§ GIVEN EXERCISE: Restate each line of the listing exactly, without carrying over any pictures.

═════ SOURCE MATERIAL

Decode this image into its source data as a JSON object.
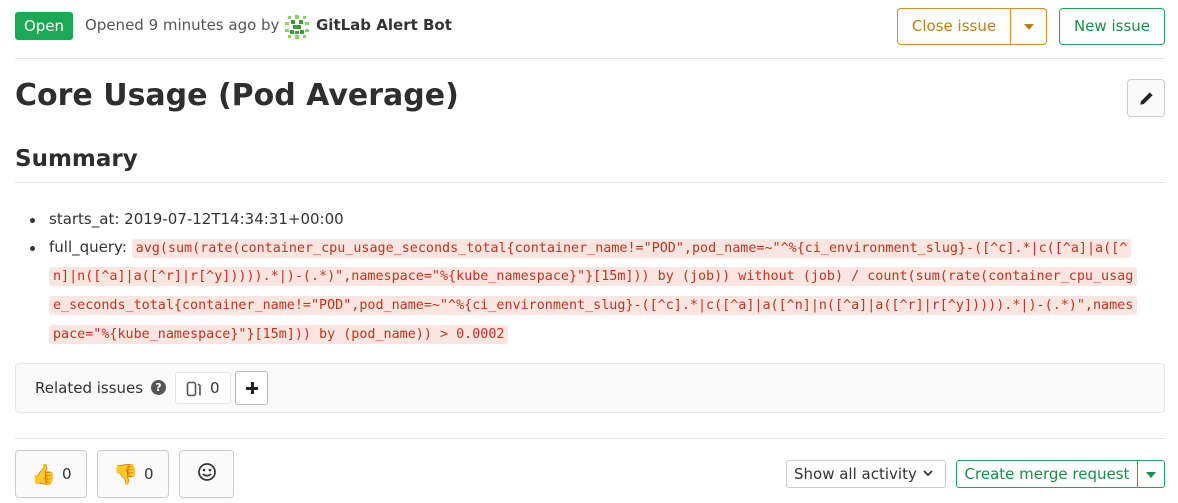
{
  "header": {
    "status": "Open",
    "opened_text": "Opened 9 minutes ago by",
    "author": "GitLab Alert Bot",
    "author_avatar_icon": "gitlab-bot-avatar-icon",
    "close_button": "Close issue",
    "new_button": "New issue"
  },
  "issue": {
    "title": "Core Usage (Pod Average)",
    "edit_icon": "pencil-icon"
  },
  "description": {
    "heading": "Summary",
    "items": [
      {
        "key": "starts_at:",
        "value": "2019-07-12T14:34:31+00:00"
      },
      {
        "key": "full_query:",
        "code": "avg(sum(rate(container_cpu_usage_seconds_total{container_name!=\"POD\",pod_name=~\"^%{ci_environment_slug}-([^c].*|c([^a]|a([^n]|n([^a]|a([^r]|r[^y])))).*|)-(.*)\",namespace=\"%{kube_namespace}\"}[15m])) by (job)) without (job) / count(sum(rate(container_cpu_usage_seconds_total{container_name!=\"POD\",pod_name=~\"^%{ci_environment_slug}-([^c].*|c([^a]|a([^n]|n([^a]|a([^r]|r[^y])))).*|)-(.*)\",namespace=\"%{kube_namespace}\"}[15m])) by (pod_name)) > 0.0002"
      }
    ]
  },
  "related_issues": {
    "label": "Related issues",
    "help_icon": "question-circle-icon",
    "count": "0",
    "issues_icon": "issues-icon",
    "add_icon": "plus-icon"
  },
  "awards": {
    "thumbs_up": {
      "emoji": "👍",
      "count": "0"
    },
    "thumbs_down": {
      "emoji": "👎",
      "count": "0"
    },
    "smile_icon": "slightly-smiling-face-icon"
  },
  "footer": {
    "activity_filter": "Show all activity",
    "create_mr_button": "Create merge request"
  },
  "colors": {
    "open_badge": "#1aaa55",
    "close_button": "#db8d2e",
    "new_button": "#1aaa55",
    "code_text": "#c0341d",
    "code_bg": "#fbe5e1"
  }
}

══════════

§ EXPECTED OUTPUT:
Decode this image into its source data as a JSON object.
{
  "header": {
    "status": "Open",
    "opened_text": "Opened 9 minutes ago by",
    "author": "GitLab Alert Bot",
    "author_avatar_icon": "gitlab-bot-avatar-icon",
    "close_button": "Close issue",
    "new_button": "New issue"
  },
  "issue": {
    "title": "Core Usage (Pod Average)",
    "edit_icon": "pencil-icon"
  },
  "description": {
    "heading": "Summary",
    "items": [
      {
        "key": "starts_at:",
        "value": "2019-07-12T14:34:31+00:00"
      },
      {
        "key": "full_query:",
        "code": "avg(sum(rate(container_cpu_usage_seconds_total{container_name!=\"POD\",pod_name=~\"^%{ci_environment_slug}-([^c].*|c([^a]|a([^n]|n([^a]|a([^r]|r[^y])))).*|)-(.*)\",namespace=\"%{kube_namespace}\"}[15m])) by (job)) without (job) / count(sum(rate(container_cpu_usage_seconds_total{container_name!=\"POD\",pod_name=~\"^%{ci_environment_slug}-([^c].*|c([^a]|a([^n]|n([^a]|a([^r]|r[^y])))).*|)-(.*)\",namespace=\"%{kube_namespace}\"}[15m])) by (pod_name)) > 0.0002"
      }
    ]
  },
  "related_issues": {
    "label": "Related issues",
    "help_icon": "question-circle-icon",
    "count": "0",
    "issues_icon": "issues-icon",
    "add_icon": "plus-icon"
  },
  "awards": {
    "thumbs_up": {
      "emoji": "👍",
      "count": "0"
    },
    "thumbs_down": {
      "emoji": "👎",
      "count": "0"
    },
    "smile_icon": "slightly-smiling-face-icon"
  },
  "footer": {
    "activity_filter": "Show all activity",
    "create_mr_button": "Create merge request"
  },
  "colors": {
    "open_badge": "#1aaa55",
    "close_button": "#db8d2e",
    "new_button": "#1aaa55",
    "code_text": "#c0341d",
    "code_bg": "#fbe5e1"
  }
}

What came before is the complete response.